— start of Information given —
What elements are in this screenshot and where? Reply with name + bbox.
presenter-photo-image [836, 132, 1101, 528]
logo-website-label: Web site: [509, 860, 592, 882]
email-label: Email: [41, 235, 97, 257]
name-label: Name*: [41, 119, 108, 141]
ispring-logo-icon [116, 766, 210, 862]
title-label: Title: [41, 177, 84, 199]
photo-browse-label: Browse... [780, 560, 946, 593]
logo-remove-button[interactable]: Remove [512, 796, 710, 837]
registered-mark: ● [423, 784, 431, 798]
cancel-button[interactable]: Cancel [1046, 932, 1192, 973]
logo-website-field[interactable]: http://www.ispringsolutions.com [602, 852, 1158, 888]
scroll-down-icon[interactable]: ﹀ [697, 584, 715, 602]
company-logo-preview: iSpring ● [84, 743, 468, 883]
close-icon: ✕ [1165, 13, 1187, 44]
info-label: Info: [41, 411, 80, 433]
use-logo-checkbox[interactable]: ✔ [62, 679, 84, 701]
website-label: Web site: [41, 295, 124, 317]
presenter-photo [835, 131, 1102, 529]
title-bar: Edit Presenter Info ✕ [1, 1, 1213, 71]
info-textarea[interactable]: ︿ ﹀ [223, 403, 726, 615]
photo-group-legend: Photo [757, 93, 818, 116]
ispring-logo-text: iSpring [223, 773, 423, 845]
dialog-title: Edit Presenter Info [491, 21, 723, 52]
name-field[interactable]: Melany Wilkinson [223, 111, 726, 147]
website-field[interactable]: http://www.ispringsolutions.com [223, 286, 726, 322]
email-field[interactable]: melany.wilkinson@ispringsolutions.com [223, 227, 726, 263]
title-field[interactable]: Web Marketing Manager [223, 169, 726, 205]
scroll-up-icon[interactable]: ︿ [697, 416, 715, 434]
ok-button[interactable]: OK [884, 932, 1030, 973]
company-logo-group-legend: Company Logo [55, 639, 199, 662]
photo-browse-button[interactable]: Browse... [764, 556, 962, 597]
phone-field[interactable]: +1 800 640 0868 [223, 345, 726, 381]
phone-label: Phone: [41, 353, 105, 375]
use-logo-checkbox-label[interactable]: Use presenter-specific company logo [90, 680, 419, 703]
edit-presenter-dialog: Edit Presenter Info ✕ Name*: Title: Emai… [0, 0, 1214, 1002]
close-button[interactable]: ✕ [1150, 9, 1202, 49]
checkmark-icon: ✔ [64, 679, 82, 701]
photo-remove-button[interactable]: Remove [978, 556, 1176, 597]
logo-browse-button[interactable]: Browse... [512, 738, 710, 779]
— end of Information given —
* **Aim of the exercise**
Update everything from the start of the rows down to the line containing "286, 726, 322]", putting "Edit Speaker Info" wherever "Edit Presenter Info" appears and changing nothing else.

* **Output below**
What elements are in this screenshot and where? Reply with name + bbox.
presenter-photo-image [836, 132, 1101, 528]
logo-website-label: Web site: [509, 860, 592, 882]
email-label: Email: [41, 235, 97, 257]
name-label: Name*: [41, 119, 108, 141]
ispring-logo-icon [116, 766, 210, 862]
title-label: Title: [41, 177, 84, 199]
photo-browse-label: Browse... [780, 560, 946, 593]
logo-remove-button[interactable]: Remove [512, 796, 710, 837]
registered-mark: ● [423, 784, 431, 798]
cancel-button[interactable]: Cancel [1046, 932, 1192, 973]
logo-website-field[interactable]: http://www.ispringsolutions.com [602, 852, 1158, 888]
scroll-down-icon[interactable]: ﹀ [697, 584, 715, 602]
company-logo-preview: iSpring ● [84, 743, 468, 883]
close-icon: ✕ [1165, 13, 1187, 44]
info-label: Info: [41, 411, 80, 433]
use-logo-checkbox[interactable]: ✔ [62, 679, 84, 701]
website-label: Web site: [41, 295, 124, 317]
presenter-photo [835, 131, 1102, 529]
title-bar: Edit Speaker Info ✕ [1, 1, 1213, 71]
info-textarea[interactable]: ︿ ﹀ [223, 403, 726, 615]
photo-group-legend: Photo [757, 93, 818, 116]
ispring-logo-text: iSpring [223, 773, 423, 845]
dialog-title: Edit Speaker Info [491, 21, 723, 52]
name-field[interactable]: Melany Wilkinson [223, 111, 726, 147]
website-field[interactable]: http://www.ispringsolutions.com [223, 286, 726, 322]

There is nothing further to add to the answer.